_Goal of the exercise_
Set each record down exactly, excluding all images.

_Source records_
#####
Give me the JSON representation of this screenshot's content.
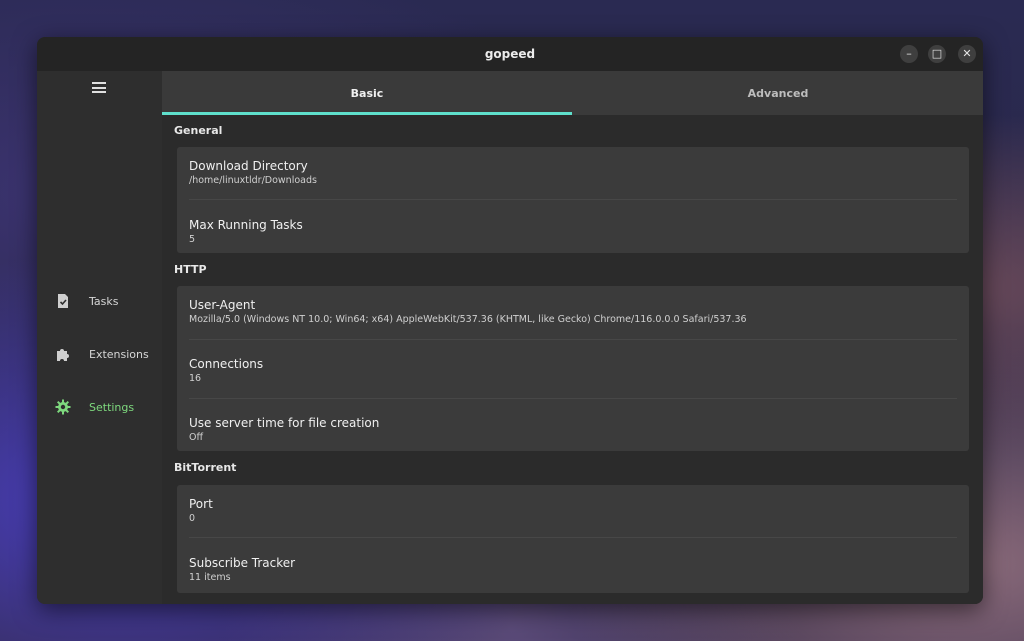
{
  "window": {
    "title": "gopeed",
    "controls": {
      "minimize": "–",
      "maximize": "□",
      "close": "✕"
    }
  },
  "sidebar": {
    "menu_icon": "hamburger-menu-icon",
    "items": [
      {
        "label": "Tasks",
        "icon": "task-list-icon",
        "active": false
      },
      {
        "label": "Extensions",
        "icon": "puzzle-piece-icon",
        "active": false
      },
      {
        "label": "Settings",
        "icon": "gear-icon",
        "active": true
      }
    ]
  },
  "tabs": [
    {
      "label": "Basic",
      "active": true
    },
    {
      "label": "Advanced",
      "active": false
    }
  ],
  "sections": {
    "general": {
      "title": "General",
      "download_directory": {
        "label": "Download Directory",
        "value": "/home/linuxtldr/Downloads"
      },
      "max_running_tasks": {
        "label": "Max Running Tasks",
        "value": "5"
      }
    },
    "http": {
      "title": "HTTP",
      "user_agent": {
        "label": "User-Agent",
        "value": "Mozilla/5.0 (Windows NT 10.0; Win64; x64) AppleWebKit/537.36 (KHTML, like Gecko) Chrome/116.0.0.0 Safari/537.36"
      },
      "connections": {
        "label": "Connections",
        "value": "16"
      },
      "server_time": {
        "label": "Use server time for file creation",
        "value": "Off"
      }
    },
    "bittorrent": {
      "title": "BitTorrent",
      "port": {
        "label": "Port",
        "value": "0"
      },
      "subscribe_tracker": {
        "label": "Subscribe Tracker",
        "value": "11 items"
      }
    }
  },
  "colors": {
    "accent_tab_indicator": "#5fe0cc",
    "active_nav": "#7ed97e",
    "window_bg": "#2e2e2e",
    "card_bg": "#3b3b3b"
  }
}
#####
_Output of the exercise_
Give me the JSON representation of this screenshot's content.
{
  "window": {
    "title": "gopeed",
    "controls": {
      "minimize": "–",
      "maximize": "□",
      "close": "✕"
    }
  },
  "sidebar": {
    "menu_icon": "hamburger-menu-icon",
    "items": [
      {
        "label": "Tasks",
        "icon": "task-list-icon",
        "active": false
      },
      {
        "label": "Extensions",
        "icon": "puzzle-piece-icon",
        "active": false
      },
      {
        "label": "Settings",
        "icon": "gear-icon",
        "active": true
      }
    ]
  },
  "tabs": [
    {
      "label": "Basic",
      "active": true
    },
    {
      "label": "Advanced",
      "active": false
    }
  ],
  "sections": {
    "general": {
      "title": "General",
      "download_directory": {
        "label": "Download Directory",
        "value": "/home/linuxtldr/Downloads"
      },
      "max_running_tasks": {
        "label": "Max Running Tasks",
        "value": "5"
      }
    },
    "http": {
      "title": "HTTP",
      "user_agent": {
        "label": "User-Agent",
        "value": "Mozilla/5.0 (Windows NT 10.0; Win64; x64) AppleWebKit/537.36 (KHTML, like Gecko) Chrome/116.0.0.0 Safari/537.36"
      },
      "connections": {
        "label": "Connections",
        "value": "16"
      },
      "server_time": {
        "label": "Use server time for file creation",
        "value": "Off"
      }
    },
    "bittorrent": {
      "title": "BitTorrent",
      "port": {
        "label": "Port",
        "value": "0"
      },
      "subscribe_tracker": {
        "label": "Subscribe Tracker",
        "value": "11 items"
      }
    }
  },
  "colors": {
    "accent_tab_indicator": "#5fe0cc",
    "active_nav": "#7ed97e",
    "window_bg": "#2e2e2e",
    "card_bg": "#3b3b3b"
  }
}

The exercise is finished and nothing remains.